Data Preparation

The data is split into 3 + K sets, where K is the number of augmentations.

As our labelled data is tiny, it's important to stratify the data on the labels.

It's up to the user to decide how to augment, how much labelled data to use, how much validation, etc.

Data Augmentation

The data augmentation is simple

Implementation

We found some difficulty working with torchvision's CIFAR10 as the dataset is on-demand. We implement this approach, however, it's not the only way to do this.

In order to stratify and shuffle the data without loading the entire dataset, we pass indices into the Dataset initialization, and pre-emptively shuffle and filter out the indices.

from typing import Sequence

import numpy as np
from torchvision.datasets import CIFAR10


class CIFAR10Subset(CIFAR10):
    def __init__(self, idxs: Sequence[int], **kwargs):
        super().__init__(**kwargs)
        self.data = self.data[idxs]
        self.targets = np.array(self.targets)[idxs].tolist()

Notably, torchvision.datasets.CIFAR10 has

50,000 training images
10,000 test images

So, the process is to figure out how to split range(50000) indices into the indices for the labelled and unlabelled data, furthermore, use the targets to stratify the data.

Splitting Unlabelled to K Augmentations

Instead of trying to create K datasets, we create a single dataset, and make it return K augmented versions of the same image.

from typing import Sequence, Callable


class CIFAR10SubsetKAug(CIFAR10Subset):
    def __init__(self, k_augs: int, aug: Callable, idxs: Sequence[int], 
                 **kwargs):
        super().__init__(idxs=idxs, **kwargs)
        self.k_augs = k_augs
        self.aug = aug

    def __getitem__(self, item):
        img, target = super().__getitem__(item)
        return tuple(self.aug(img) for _ in range(self.k_augs)), target

This works by overriding the __getitem__ method, and returning a tuple of augmented images. Take note to update all downstream code to handle this.

Last modified: 26 November 2023

# Exercise instructions
a - According to the CIFAR10 data preparation page, how many training images does torchvision.datasets.CIFAR10 have?
b - Translate this sentence from the CIFAR10 data preparation page into Spanish: "As our labelled data is tiny, it's important to stratify the data on the labels."
c - List every name that the import statements in the code on the CIFAR10 data preparation page bring in, counting each name once.

# Source excerpt

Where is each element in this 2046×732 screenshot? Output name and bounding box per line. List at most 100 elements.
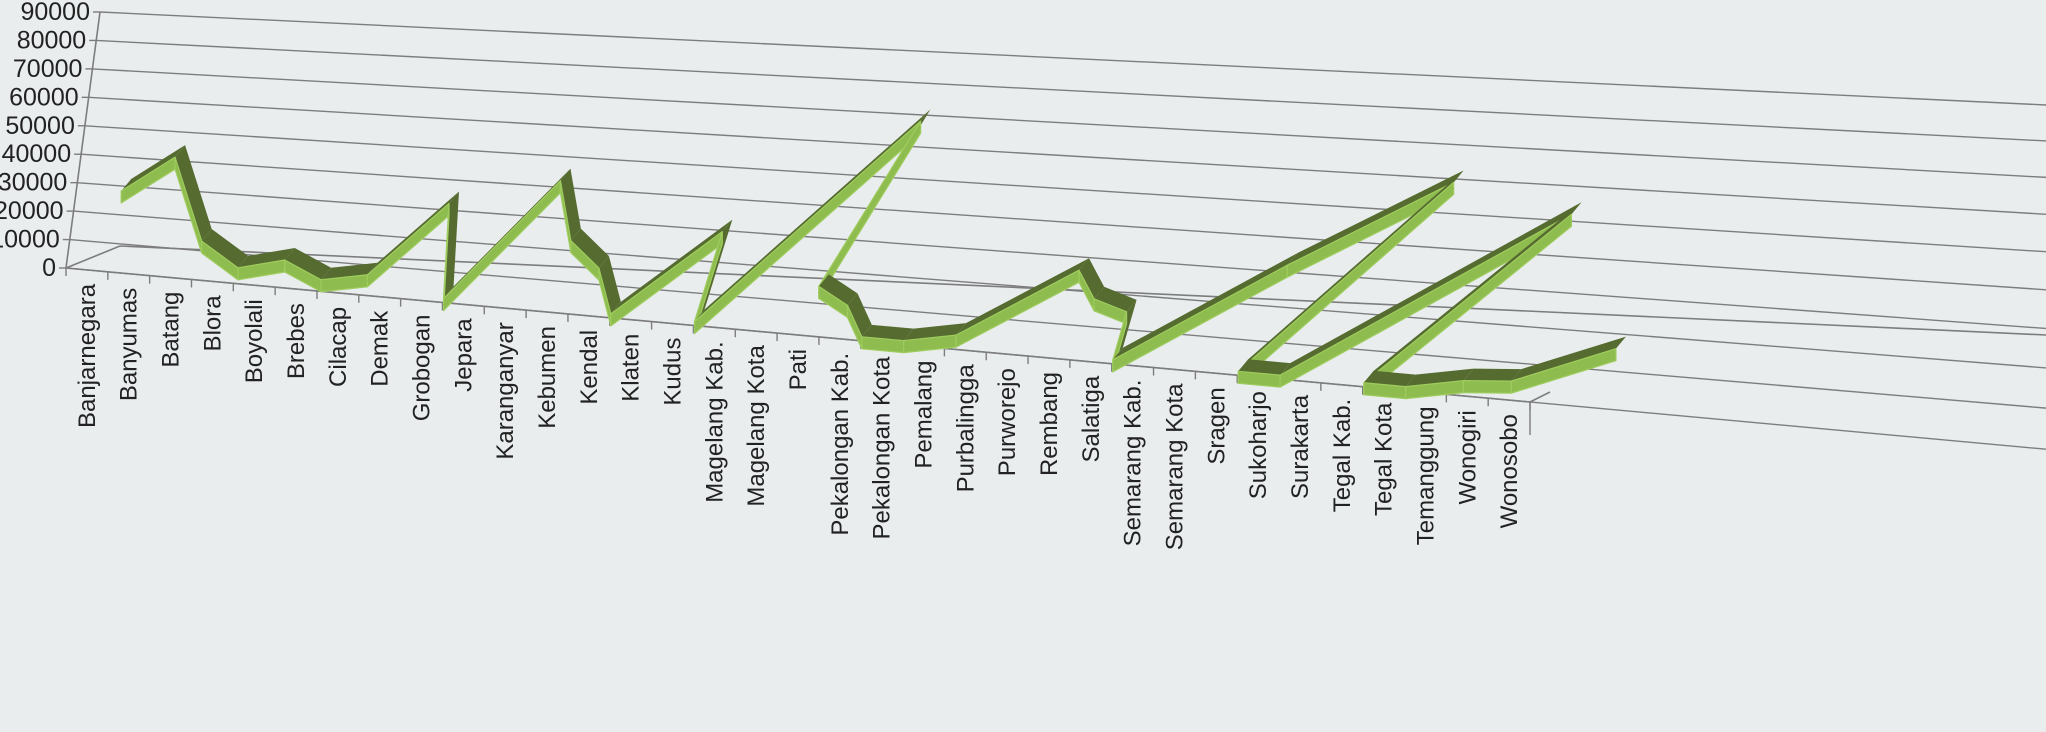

# Task responses
a - 50,000 training images.

b - Como nuestros datos etiquetados son muy pocos, es importante estratificar los datos según las etiquetas.

c -
- Sequence (from typing)
- Callable (from typing)
- numpy (as np)
- CIFAR10 (from torchvision.datasets)